◆ **Given exercise**: Answer with one number only: the number of lines that include the word "TradingView".

------------------------

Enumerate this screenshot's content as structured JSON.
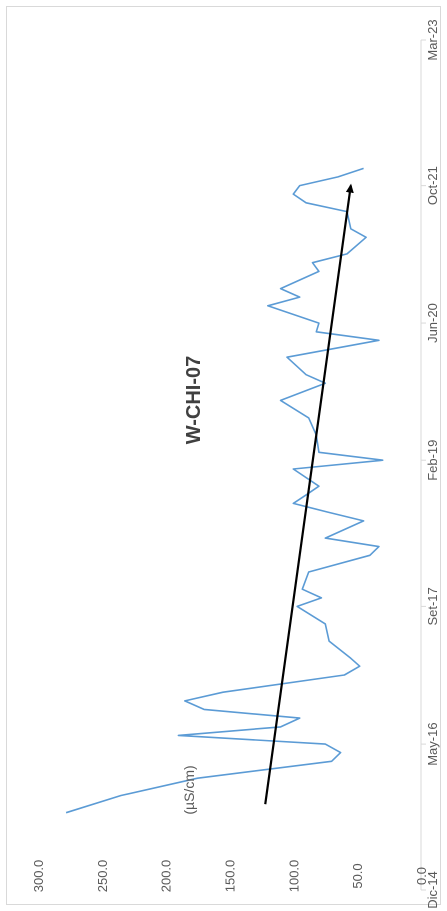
{
  "chart_data": {
    "type": "line",
    "title": "W-CHI-07",
    "ylabel": "(µS/cm)",
    "xlabel": "",
    "ylim": [
      0,
      300
    ],
    "xlim": [
      "2014-12-01",
      "2023-03-01"
    ],
    "y_ticks": [
      "0.0",
      "50.0",
      "100.0",
      "150.0",
      "200.0",
      "250.0",
      "300.0"
    ],
    "x_ticks": [
      "Dic-14",
      "May-16",
      "Set-17",
      "Feb-19",
      "Jun-20",
      "Oct-21",
      "Mar-23"
    ],
    "x_tick_dates": [
      "2014-12-01",
      "2016-05-01",
      "2017-09-01",
      "2019-02-01",
      "2020-06-01",
      "2021-10-01",
      "2023-03-01"
    ],
    "grid": false,
    "legend": "none",
    "series": [
      {
        "color": "#5b9bd5",
        "points": [
          {
            "x": "2015-09-01",
            "y": 278
          },
          {
            "x": "2015-11-01",
            "y": 235
          },
          {
            "x": "2016-01-01",
            "y": 175
          },
          {
            "x": "2016-03-01",
            "y": 70
          },
          {
            "x": "2016-04-01",
            "y": 63
          },
          {
            "x": "2016-05-01",
            "y": 75
          },
          {
            "x": "2016-06-01",
            "y": 190
          },
          {
            "x": "2016-07-01",
            "y": 110
          },
          {
            "x": "2016-08-01",
            "y": 95
          },
          {
            "x": "2016-09-01",
            "y": 170
          },
          {
            "x": "2016-10-01",
            "y": 185
          },
          {
            "x": "2016-11-01",
            "y": 155
          },
          {
            "x": "2017-01-01",
            "y": 60
          },
          {
            "x": "2017-02-01",
            "y": 48
          },
          {
            "x": "2017-03-01",
            "y": 55
          },
          {
            "x": "2017-05-01",
            "y": 72
          },
          {
            "x": "2017-07-01",
            "y": 75
          },
          {
            "x": "2017-09-01",
            "y": 97
          },
          {
            "x": "2017-10-01",
            "y": 78
          },
          {
            "x": "2017-11-01",
            "y": 93
          },
          {
            "x": "2018-01-01",
            "y": 88
          },
          {
            "x": "2018-03-01",
            "y": 40
          },
          {
            "x": "2018-04-01",
            "y": 33
          },
          {
            "x": "2018-05-01",
            "y": 75
          },
          {
            "x": "2018-07-01",
            "y": 45
          },
          {
            "x": "2018-08-01",
            "y": 73
          },
          {
            "x": "2018-09-01",
            "y": 100
          },
          {
            "x": "2018-10-01",
            "y": 90
          },
          {
            "x": "2018-11-01",
            "y": 80
          },
          {
            "x": "2019-01-01",
            "y": 100
          },
          {
            "x": "2019-02-01",
            "y": 30
          },
          {
            "x": "2019-03-01",
            "y": 80
          },
          {
            "x": "2019-05-01",
            "y": 82
          },
          {
            "x": "2019-07-01",
            "y": 88
          },
          {
            "x": "2019-09-01",
            "y": 110
          },
          {
            "x": "2019-11-01",
            "y": 75
          },
          {
            "x": "2019-12-01",
            "y": 90
          },
          {
            "x": "2020-02-01",
            "y": 105
          },
          {
            "x": "2020-04-01",
            "y": 33
          },
          {
            "x": "2020-05-01",
            "y": 82
          },
          {
            "x": "2020-06-01",
            "y": 80
          },
          {
            "x": "2020-08-01",
            "y": 120
          },
          {
            "x": "2020-09-01",
            "y": 95
          },
          {
            "x": "2020-10-01",
            "y": 110
          },
          {
            "x": "2020-12-01",
            "y": 80
          },
          {
            "x": "2021-01-01",
            "y": 85
          },
          {
            "x": "2021-02-01",
            "y": 58
          },
          {
            "x": "2021-04-01",
            "y": 43
          },
          {
            "x": "2021-05-01",
            "y": 55
          },
          {
            "x": "2021-07-01",
            "y": 58
          },
          {
            "x": "2021-08-01",
            "y": 90
          },
          {
            "x": "2021-09-01",
            "y": 100
          },
          {
            "x": "2021-10-01",
            "y": 95
          },
          {
            "x": "2021-11-01",
            "y": 65
          },
          {
            "x": "2021-12-01",
            "y": 45
          }
        ]
      }
    ],
    "trendline": {
      "color": "#000000",
      "start": {
        "x": "2015-10-01",
        "y": 122
      },
      "end": {
        "x": "2021-10-01",
        "y": 55
      },
      "arrow": true
    }
  }
}
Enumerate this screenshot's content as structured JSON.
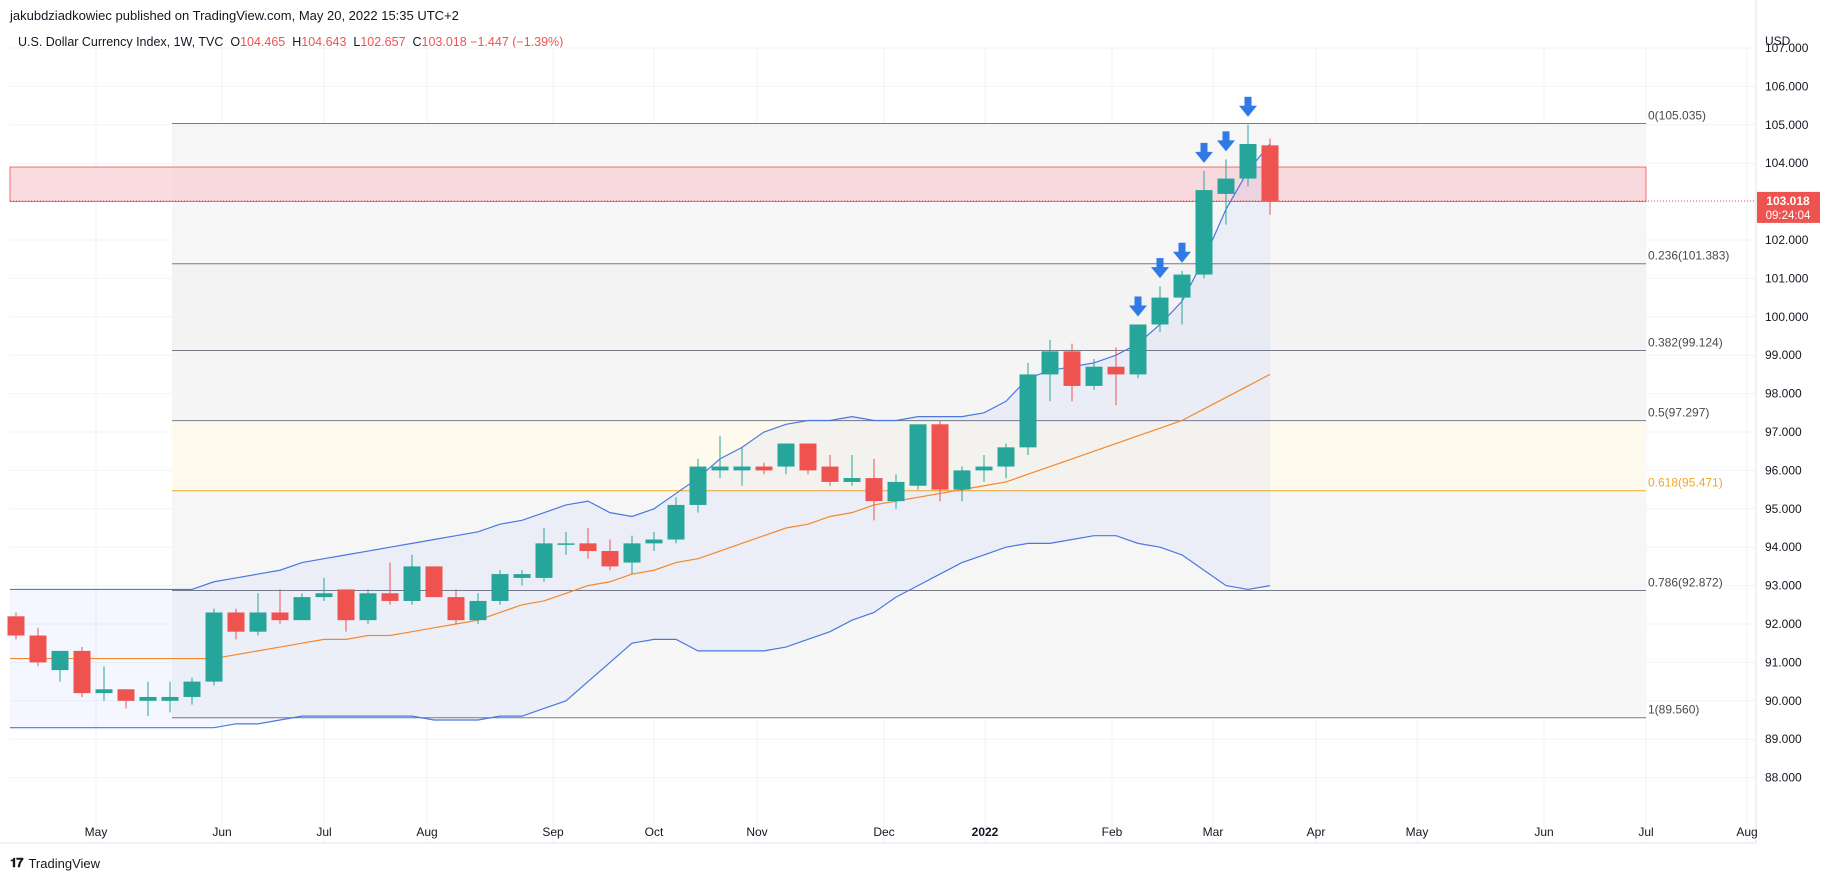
{
  "header": {
    "publisher": "jakubdziadkowiec published on TradingView.com, May 20, 2022 15:35 UTC+2"
  },
  "legend": {
    "symbol": "U.S. Dollar Currency Index, 1W, TVC",
    "o_label": "O",
    "o_value": "104.465",
    "h_label": "H",
    "h_value": "104.643",
    "l_label": "L",
    "l_value": "102.657",
    "c_label": "C",
    "c_value": "103.018",
    "change": "−1.447 (−1.39%)"
  },
  "footer": {
    "brand": "TradingView"
  },
  "colors": {
    "up": "#26a69a",
    "down": "#ef5350",
    "bollinger": "#4a78e0",
    "ma": "#f5882a",
    "fib_gold": "#f5a623",
    "arrow": "#2f7ae5",
    "zone": "#f8cfd6",
    "price_tag": "#ef5350"
  },
  "chart_data": {
    "type": "candlestick",
    "currency": "USD",
    "y_ticks": [
      "107.000",
      "106.000",
      "105.000",
      "104.000",
      "103.000",
      "102.000",
      "101.000",
      "100.000",
      "99.000",
      "98.000",
      "97.000",
      "96.000",
      "95.000",
      "94.000",
      "93.000",
      "92.000",
      "91.000",
      "90.000",
      "89.000",
      "88.000"
    ],
    "x_ticks": [
      "May",
      "Jun",
      "Jul",
      "Aug",
      "Sep",
      "Oct",
      "Nov",
      "Dec",
      "2022",
      "Feb",
      "Mar",
      "Apr",
      "May",
      "Jun",
      "Jul",
      "Aug"
    ],
    "last_price": "103.018",
    "countdown": "09:24:04",
    "fib_levels": [
      {
        "label": "0(105.035)",
        "value": 105.035
      },
      {
        "label": "0.236(101.383)",
        "value": 101.383
      },
      {
        "label": "0.382(99.124)",
        "value": 99.124
      },
      {
        "label": "0.5(97.297)",
        "value": 97.297
      },
      {
        "label": "0.618(95.471)",
        "value": 95.471
      },
      {
        "label": "0.786(92.872)",
        "value": 92.872
      },
      {
        "label": "1(89.560)",
        "value": 89.56
      }
    ],
    "resistance_zone": [
      103.0,
      103.9
    ],
    "candles": [
      {
        "o": 92.2,
        "h": 92.3,
        "l": 91.6,
        "c": 91.7
      },
      {
        "o": 91.7,
        "h": 91.9,
        "l": 90.9,
        "c": 91.0
      },
      {
        "o": 90.8,
        "h": 91.3,
        "l": 90.5,
        "c": 91.3
      },
      {
        "o": 91.3,
        "h": 91.4,
        "l": 90.1,
        "c": 90.2
      },
      {
        "o": 90.2,
        "h": 90.9,
        "l": 90.0,
        "c": 90.3
      },
      {
        "o": 90.3,
        "h": 90.3,
        "l": 89.8,
        "c": 90.0
      },
      {
        "o": 90.0,
        "h": 90.5,
        "l": 89.6,
        "c": 90.1
      },
      {
        "o": 90.0,
        "h": 90.5,
        "l": 89.7,
        "c": 90.1
      },
      {
        "o": 90.1,
        "h": 90.6,
        "l": 89.9,
        "c": 90.5
      },
      {
        "o": 90.5,
        "h": 92.4,
        "l": 90.4,
        "c": 92.3
      },
      {
        "o": 92.3,
        "h": 92.4,
        "l": 91.6,
        "c": 91.8
      },
      {
        "o": 91.8,
        "h": 92.8,
        "l": 91.7,
        "c": 92.3
      },
      {
        "o": 92.3,
        "h": 92.9,
        "l": 92.0,
        "c": 92.1
      },
      {
        "o": 92.1,
        "h": 92.8,
        "l": 92.1,
        "c": 92.7
      },
      {
        "o": 92.7,
        "h": 93.2,
        "l": 92.6,
        "c": 92.8
      },
      {
        "o": 92.9,
        "h": 92.9,
        "l": 91.8,
        "c": 92.1
      },
      {
        "o": 92.1,
        "h": 92.9,
        "l": 92.0,
        "c": 92.8
      },
      {
        "o": 92.8,
        "h": 93.6,
        "l": 92.5,
        "c": 92.6
      },
      {
        "o": 92.6,
        "h": 93.8,
        "l": 92.5,
        "c": 93.5
      },
      {
        "o": 93.5,
        "h": 93.5,
        "l": 92.7,
        "c": 92.7
      },
      {
        "o": 92.7,
        "h": 92.9,
        "l": 92.0,
        "c": 92.1
      },
      {
        "o": 92.1,
        "h": 92.8,
        "l": 92.0,
        "c": 92.6
      },
      {
        "o": 92.6,
        "h": 93.4,
        "l": 92.5,
        "c": 93.3
      },
      {
        "o": 93.2,
        "h": 93.4,
        "l": 93.0,
        "c": 93.3
      },
      {
        "o": 93.2,
        "h": 94.5,
        "l": 93.1,
        "c": 94.1
      },
      {
        "o": 94.1,
        "h": 94.4,
        "l": 93.8,
        "c": 94.1
      },
      {
        "o": 94.1,
        "h": 94.5,
        "l": 93.7,
        "c": 93.9
      },
      {
        "o": 93.9,
        "h": 94.2,
        "l": 93.4,
        "c": 93.5
      },
      {
        "o": 93.6,
        "h": 94.3,
        "l": 93.3,
        "c": 94.1
      },
      {
        "o": 94.1,
        "h": 94.4,
        "l": 93.9,
        "c": 94.2
      },
      {
        "o": 94.2,
        "h": 95.3,
        "l": 94.1,
        "c": 95.1
      },
      {
        "o": 95.1,
        "h": 96.3,
        "l": 94.9,
        "c": 96.1
      },
      {
        "o": 96.0,
        "h": 96.9,
        "l": 95.8,
        "c": 96.1
      },
      {
        "o": 96.0,
        "h": 96.6,
        "l": 95.6,
        "c": 96.1
      },
      {
        "o": 96.1,
        "h": 96.2,
        "l": 95.9,
        "c": 96.0
      },
      {
        "o": 96.1,
        "h": 96.7,
        "l": 95.9,
        "c": 96.7
      },
      {
        "o": 96.7,
        "h": 96.7,
        "l": 95.9,
        "c": 96.0
      },
      {
        "o": 96.1,
        "h": 96.4,
        "l": 95.6,
        "c": 95.7
      },
      {
        "o": 95.7,
        "h": 96.4,
        "l": 95.6,
        "c": 95.8
      },
      {
        "o": 95.8,
        "h": 96.3,
        "l": 94.7,
        "c": 95.2
      },
      {
        "o": 95.2,
        "h": 95.9,
        "l": 95.0,
        "c": 95.7
      },
      {
        "o": 95.6,
        "h": 97.2,
        "l": 95.5,
        "c": 97.2
      },
      {
        "o": 97.2,
        "h": 97.3,
        "l": 95.2,
        "c": 95.5
      },
      {
        "o": 95.5,
        "h": 96.1,
        "l": 95.2,
        "c": 96.0
      },
      {
        "o": 96.0,
        "h": 96.4,
        "l": 95.7,
        "c": 96.1
      },
      {
        "o": 96.1,
        "h": 96.7,
        "l": 95.8,
        "c": 96.6
      },
      {
        "o": 96.6,
        "h": 98.8,
        "l": 96.4,
        "c": 98.5
      },
      {
        "o": 98.5,
        "h": 99.4,
        "l": 97.8,
        "c": 99.1
      },
      {
        "o": 99.1,
        "h": 99.3,
        "l": 97.8,
        "c": 98.2
      },
      {
        "o": 98.2,
        "h": 98.9,
        "l": 98.1,
        "c": 98.7
      },
      {
        "o": 98.7,
        "h": 99.2,
        "l": 97.7,
        "c": 98.5
      },
      {
        "o": 98.5,
        "h": 99.8,
        "l": 98.4,
        "c": 99.8
      },
      {
        "o": 99.8,
        "h": 100.8,
        "l": 99.6,
        "c": 100.5
      },
      {
        "o": 100.5,
        "h": 101.2,
        "l": 99.8,
        "c": 101.1
      },
      {
        "o": 101.1,
        "h": 103.8,
        "l": 101.0,
        "c": 103.3
      },
      {
        "o": 103.2,
        "h": 104.1,
        "l": 102.4,
        "c": 103.6
      },
      {
        "o": 103.6,
        "h": 105.0,
        "l": 103.4,
        "c": 104.5
      },
      {
        "o": 104.465,
        "h": 104.643,
        "l": 102.657,
        "c": 103.018
      }
    ],
    "bb_upper": [
      92.9,
      92.9,
      92.9,
      92.9,
      92.9,
      92.9,
      92.9,
      92.9,
      92.9,
      93.1,
      93.2,
      93.3,
      93.4,
      93.6,
      93.7,
      93.8,
      93.9,
      94.0,
      94.1,
      94.2,
      94.3,
      94.4,
      94.6,
      94.7,
      94.9,
      95.1,
      95.2,
      94.9,
      94.8,
      95.0,
      95.4,
      95.8,
      96.3,
      96.6,
      97.0,
      97.2,
      97.3,
      97.3,
      97.4,
      97.3,
      97.3,
      97.4,
      97.4,
      97.4,
      97.5,
      97.8,
      98.4,
      98.6,
      98.7,
      98.8,
      99.0,
      99.3,
      99.8,
      100.4,
      101.5,
      102.8,
      103.8,
      104.5
    ],
    "bb_lower": [
      89.3,
      89.3,
      89.3,
      89.3,
      89.3,
      89.3,
      89.3,
      89.3,
      89.3,
      89.3,
      89.4,
      89.4,
      89.5,
      89.6,
      89.6,
      89.6,
      89.6,
      89.6,
      89.6,
      89.5,
      89.5,
      89.5,
      89.6,
      89.6,
      89.8,
      90.0,
      90.5,
      91.0,
      91.5,
      91.6,
      91.6,
      91.3,
      91.3,
      91.3,
      91.3,
      91.4,
      91.6,
      91.8,
      92.1,
      92.3,
      92.7,
      93.0,
      93.3,
      93.6,
      93.8,
      94.0,
      94.1,
      94.1,
      94.2,
      94.3,
      94.3,
      94.1,
      94.0,
      93.8,
      93.4,
      93.0,
      92.9,
      93.0
    ],
    "ma": [
      91.1,
      91.1,
      91.1,
      91.1,
      91.1,
      91.1,
      91.1,
      91.1,
      91.1,
      91.1,
      91.2,
      91.3,
      91.4,
      91.5,
      91.6,
      91.6,
      91.7,
      91.7,
      91.8,
      91.9,
      92.0,
      92.1,
      92.3,
      92.5,
      92.6,
      92.8,
      93.0,
      93.1,
      93.3,
      93.4,
      93.6,
      93.7,
      93.9,
      94.1,
      94.3,
      94.5,
      94.6,
      94.8,
      94.9,
      95.1,
      95.2,
      95.3,
      95.4,
      95.5,
      95.6,
      95.7,
      95.9,
      96.1,
      96.3,
      96.5,
      96.7,
      96.9,
      97.1,
      97.3,
      97.6,
      97.9,
      98.2,
      98.5
    ],
    "arrows_at_candles": [
      51,
      52,
      53,
      54,
      55,
      56
    ]
  }
}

------------------------

◆ **Solution to this task**: 2